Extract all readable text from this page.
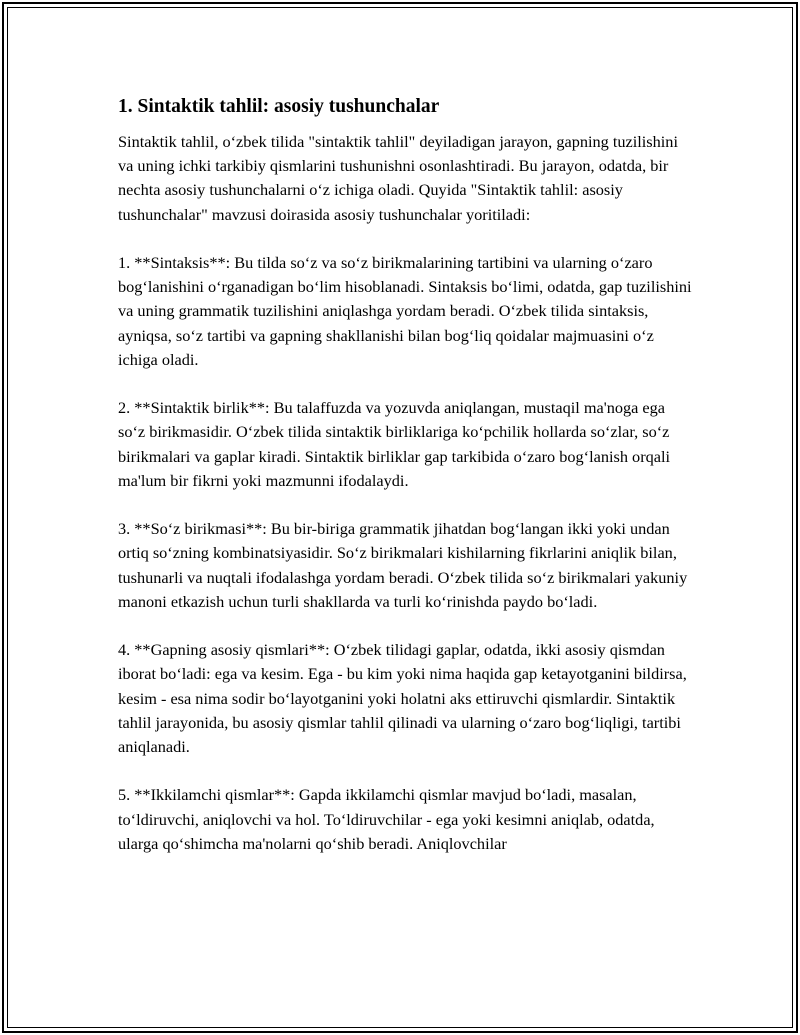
1. Sintaktik tahlil: asosiy tushunchalar

Sintaktik tahlil, o‘zbek tilida "sintaktik tahlil" deyiladigan jarayon, gapning tuzilishini va uning ichki tarkibiy qismlarini tushunishni osonlashtiradi. Bu jarayon, odatda, bir nechta asosiy tushunchalarni o‘z ichiga oladi. Quyida "Sintaktik tahlil: asosiy tushunchalar" mavzusi doirasida asosiy tushunchalar yoritiladi:

1. **Sintaksis**: Bu tilda so‘z va so‘z birikmalarining tartibini va ularning o‘zaro bog‘lanishini o‘rganadigan bo‘lim hisoblanadi. Sintaksis bo‘limi, odatda, gap tuzilishini va uning grammatik tuzilishini aniqlashga yordam beradi. O‘zbek tilida sintaksis, ayniqsa, so‘z tartibi va gapning shakllanishi bilan bog‘liq qoidalar majmuasini o‘z ichiga oladi.

2. **Sintaktik birlik**: Bu talaffuzda va yozuvda aniqlangan, mustaqil ma'noga ega so‘z birikmasidir. O‘zbek tilida sintaktik birliklariga ko‘pchilik hollarda so‘zlar, so‘z birikmalari va gaplar kiradi. Sintaktik birliklar gap tarkibida o‘zaro bog‘lanish orqali ma'lum bir fikrni yoki mazmunni ifodalaydi.

3. **So‘z birikmasi**: Bu bir-biriga grammatik jihatdan bog‘langan ikki yoki undan ortiq so‘zning kombinatsiyasidir. So‘z birikmalari kishilarning fikrlarini aniqlik bilan, tushunarli va nuqtali ifodalashga yordam beradi. O‘zbek tilida so‘z birikmalari yakuniy manoni etkazish uchun turli shakllarda va turli ko‘rinishda paydo bo‘ladi.

4. **Gapning asosiy qismlari**: O‘zbek tilidagi gaplar, odatda, ikki asosiy qismdan iborat bo‘ladi: ega va kesim. Ega - bu kim yoki nima haqida gap ketayotganini bildirsa, kesim - esa nima sodir bo‘layotganini yoki holatni aks ettiruvchi qismlardir. Sintaktik tahlil jarayonida, bu asosiy qismlar tahlil qilinadi va ularning o‘zaro bog‘liqligi, tartibi aniqlanadi.

5. **Ikkilamchi qismlar**: Gapda ikkilamchi qismlar mavjud bo‘ladi, masalan, to‘ldiruvchi, aniqlovchi va hol. To‘ldiruvchilar - ega yoki kesimni aniqlab, odatda, ularga qo‘shimcha ma'nolarni qo‘shib beradi. Aniqlovchilar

■ ■ ■ ■

*Exercise directions*.
Where a line of the material above holds the string "tahlil", copy that line.

*Exercise solution*.
1. Sintaktik tahlil: asosiy tushunchalar
Sintaktik tahlil, o‘zbek tilida "sintaktik tahlil" deyiladigan jarayon, gapning tuzilishini va uning ichki tarkibiy qismlarini tushunishni osonlashtiradi. Bu jarayon, odatda, bir nechta asosiy tushunchalarni o‘z ichiga oladi. Quyida "Sintaktik tahlil: asosiy tushunchalar" mavzusi doirasida asosiy tushunchalar yoritiladi:
4. **Gapning asosiy qismlari**: O‘zbek tilidagi gaplar, odatda, ikki asosiy qismdan iborat bo‘ladi: ega va kesim. Ega - bu kim yoki nima haqida gap ketayotganini bildirsa, kesim - esa nima sodir bo‘layotganini yoki holatni aks ettiruvchi qismlardir. Sintaktik tahlil jarayonida, bu asosiy qismlar tahlil qilinadi va ularning o‘zaro bog‘liqligi, tartibi aniqlanadi.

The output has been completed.